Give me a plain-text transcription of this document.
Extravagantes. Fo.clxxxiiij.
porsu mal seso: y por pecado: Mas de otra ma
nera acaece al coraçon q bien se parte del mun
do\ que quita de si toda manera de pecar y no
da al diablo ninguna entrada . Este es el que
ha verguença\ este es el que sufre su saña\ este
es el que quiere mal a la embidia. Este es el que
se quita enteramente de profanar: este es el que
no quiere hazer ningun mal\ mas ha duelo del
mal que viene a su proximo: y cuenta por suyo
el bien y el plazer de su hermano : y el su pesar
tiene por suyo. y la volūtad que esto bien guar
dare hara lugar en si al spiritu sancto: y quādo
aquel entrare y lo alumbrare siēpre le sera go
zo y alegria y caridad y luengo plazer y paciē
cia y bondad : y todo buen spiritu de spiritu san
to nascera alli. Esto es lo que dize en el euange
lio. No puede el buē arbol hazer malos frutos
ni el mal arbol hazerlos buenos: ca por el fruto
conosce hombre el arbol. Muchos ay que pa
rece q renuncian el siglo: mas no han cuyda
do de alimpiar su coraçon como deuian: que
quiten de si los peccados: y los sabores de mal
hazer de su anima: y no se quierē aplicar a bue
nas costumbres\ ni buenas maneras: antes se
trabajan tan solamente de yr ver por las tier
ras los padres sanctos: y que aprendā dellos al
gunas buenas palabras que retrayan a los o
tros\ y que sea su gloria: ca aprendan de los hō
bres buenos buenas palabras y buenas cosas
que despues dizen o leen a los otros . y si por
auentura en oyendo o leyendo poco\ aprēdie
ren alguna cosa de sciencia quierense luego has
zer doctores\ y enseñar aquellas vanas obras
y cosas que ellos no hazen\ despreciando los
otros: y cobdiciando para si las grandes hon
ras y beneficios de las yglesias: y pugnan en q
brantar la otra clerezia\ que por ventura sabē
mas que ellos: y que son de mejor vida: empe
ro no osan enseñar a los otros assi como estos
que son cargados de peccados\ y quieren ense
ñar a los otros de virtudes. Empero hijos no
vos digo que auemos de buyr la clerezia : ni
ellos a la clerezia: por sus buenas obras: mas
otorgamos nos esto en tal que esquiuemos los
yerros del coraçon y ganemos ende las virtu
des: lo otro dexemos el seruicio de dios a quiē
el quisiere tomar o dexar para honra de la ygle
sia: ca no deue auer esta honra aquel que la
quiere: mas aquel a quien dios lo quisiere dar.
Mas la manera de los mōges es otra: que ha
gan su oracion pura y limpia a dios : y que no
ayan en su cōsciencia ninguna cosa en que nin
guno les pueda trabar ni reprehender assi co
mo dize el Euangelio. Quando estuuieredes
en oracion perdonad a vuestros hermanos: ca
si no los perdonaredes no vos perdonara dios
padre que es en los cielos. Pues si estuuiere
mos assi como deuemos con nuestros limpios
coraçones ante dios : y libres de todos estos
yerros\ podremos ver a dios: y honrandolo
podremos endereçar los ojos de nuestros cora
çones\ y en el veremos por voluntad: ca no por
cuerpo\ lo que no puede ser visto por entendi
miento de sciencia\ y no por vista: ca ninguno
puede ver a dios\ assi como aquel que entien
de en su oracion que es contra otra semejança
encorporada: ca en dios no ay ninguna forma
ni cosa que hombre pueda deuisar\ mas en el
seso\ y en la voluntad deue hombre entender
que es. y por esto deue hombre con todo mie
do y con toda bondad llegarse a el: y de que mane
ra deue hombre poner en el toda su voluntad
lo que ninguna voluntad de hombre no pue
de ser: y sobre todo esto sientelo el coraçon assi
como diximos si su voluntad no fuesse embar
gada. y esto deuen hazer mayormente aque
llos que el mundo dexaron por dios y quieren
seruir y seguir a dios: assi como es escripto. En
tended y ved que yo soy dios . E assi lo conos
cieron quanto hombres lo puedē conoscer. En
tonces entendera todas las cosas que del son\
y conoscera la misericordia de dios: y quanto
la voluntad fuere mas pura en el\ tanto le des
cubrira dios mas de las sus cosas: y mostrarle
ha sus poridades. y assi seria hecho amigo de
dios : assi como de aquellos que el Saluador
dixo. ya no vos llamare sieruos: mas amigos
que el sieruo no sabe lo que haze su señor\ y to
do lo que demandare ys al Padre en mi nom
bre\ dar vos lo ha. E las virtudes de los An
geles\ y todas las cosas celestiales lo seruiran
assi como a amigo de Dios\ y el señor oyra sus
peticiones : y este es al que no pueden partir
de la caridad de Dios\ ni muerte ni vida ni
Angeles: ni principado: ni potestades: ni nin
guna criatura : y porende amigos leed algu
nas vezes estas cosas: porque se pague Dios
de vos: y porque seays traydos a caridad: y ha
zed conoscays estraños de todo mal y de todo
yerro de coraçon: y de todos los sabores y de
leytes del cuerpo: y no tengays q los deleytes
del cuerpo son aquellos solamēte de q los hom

• TO DO: Repeat every record exactly as written, please.

• RESULT BELOW:
Give me a plain-text transcription of this document.
Extravagantes. Fo.clxxxiiij.
porsu mal seso: y por pecado: Mas de otra ma
nera acaece al coraçon q bien se parte del mun
do\ que quita de si toda manera de pecar y no
da al diablo ninguna entrada . Este es el que
ha verguença\ este es el que sufre su saña\ este
es el que quiere mal a la embidia. Este es el que
se quita enteramente de profanar: este es el que
no quiere hazer ningun mal\ mas ha duelo del
mal que viene a su proximo: y cuenta por suyo
el bien y el plazer de su hermano : y el su pesar
tiene por suyo. y la volūtad que esto bien guar
dare hara lugar en si al spiritu sancto: y quādo
aquel entrare y lo alumbrare siēpre le sera go
zo y alegria y caridad y luengo plazer y paciē
cia y bondad : y todo buen spiritu de spiritu san
to nascera alli. Esto es lo que dize en el euange
lio. No puede el buē arbol hazer malos frutos
ni el mal arbol hazerlos buenos: ca por el fruto
conosce hombre el arbol. Muchos ay que pa
rece q renuncian el siglo: mas no han cuyda
do de alimpiar su coraçon como deuian: que
quiten de si los peccados: y los sabores de mal
hazer de su anima: y no se quierē aplicar a bue
nas costumbres\ ni buenas maneras: antes se
trabajan tan solamente de yr ver por las tier
ras los padres sanctos: y que aprendā dellos al
gunas buenas palabras que retrayan a los o
tros\ y que sea su gloria: ca aprendan de los hō
bres buenos buenas palabras y buenas cosas
que despues dizen o leen a los otros . y si por
auentura en oyendo o leyendo poco\ aprēdie
ren alguna cosa de sciencia quierense luego has
zer doctores\ y enseñar aquellas vanas obras
y cosas que ellos no hazen\ despreciando los
otros: y cobdiciando para si las grandes hon
ras y beneficios de las yglesias: y pugnan en q
brantar la otra clerezia\ que por ventura sabē
mas que ellos: y que son de mejor vida: empe
ro no osan enseñar a los otros assi como estos
que son cargados de peccados\ y quieren ense
ñar a los otros de virtudes. Empero hijos no
vos digo que auemos de buyr la clerezia : ni
ellos a la clerezia: por sus buenas obras: mas
otorgamos nos esto en tal que esquiuemos los
yerros del coraçon y ganemos ende las virtu
des: lo otro dexemos el seruicio de dios a quiē
el quisiere tomar o dexar para honra de la ygle
sia: ca no deue auer esta honra aquel que la
quiere: mas aquel a quien dios lo quisiere dar.
Mas la manera de los mōges es otra: que ha
gan su oracion pura y limpia a dios : y que no
ayan en su cōsciencia ninguna cosa en que nin
guno les pueda trabar ni reprehender assi co
mo dize el Euangelio. Quando estuuieredes
en oracion perdonad a vuestros hermanos: ca
si no los perdonaredes no vos perdonara dios
padre que es en los cielos. Pues si estuuiere
mos assi como deuemos con nuestros limpios
coraçones ante dios : y libres de todos estos
yerros\ podremos ver a dios: y honrandolo
podremos endereçar los ojos de nuestros cora
çones\ y en el veremos por voluntad: ca no por
cuerpo\ lo que no puede ser visto por entendi
miento de sciencia\ y no por vista: ca ninguno
puede ver a dios\ assi como aquel que entien
de en su oracion que es contra otra semejança
encorporada: ca en dios no ay ninguna forma
ni cosa que hombre pueda deuisar\ mas en el
seso\ y en la voluntad deue hombre entender
que es. y por esto deue hombre con todo mie
do y con toda bondad llegarse a el: y de que mane
ra deue hombre poner en el toda su voluntad
lo que ninguna voluntad de hombre no pue
de ser: y sobre todo esto sientelo el coraçon assi
como diximos si su voluntad no fuesse embar
gada. y esto deuen hazer mayormente aque
llos que el mundo dexaron por dios y quieren
seruir y seguir a dios: assi como es escripto. En
tended y ved que yo soy dios . E assi lo conos
cieron quanto hombres lo puedē conoscer. En
tonces entendera todas las cosas que del son\
y conoscera la misericordia de dios: y quanto
la voluntad fuere mas pura en el\ tanto le des
cubrira dios mas de las sus cosas: y mostrarle
ha sus poridades. y assi seria hecho amigo de
dios : assi como de aquellos que el Saluador
dixo. ya no vos llamare sieruos: mas amigos
que el sieruo no sabe lo que haze su señor\ y to
do lo que demandare ys al Padre en mi nom
bre\ dar vos lo ha. E las virtudes de los An
geles\ y todas las cosas celestiales lo seruiran
assi como a amigo de Dios\ y el señor oyra sus
peticiones : y este es al que no pueden partir
de la caridad de Dios\ ni muerte ni vida ni
Angeles: ni principado: ni potestades: ni nin
guna criatura : y porende amigos leed algu
nas vezes estas cosas: porque se pague Dios
de vos: y porque seays traydos a caridad: y ha
zed conoscays estraños de todo mal y de todo
yerro de coraçon: y de todos los sabores y de
leytes del cuerpo: y no tengays q los deleytes
del cuerpo son aquellos solamēte de q los hom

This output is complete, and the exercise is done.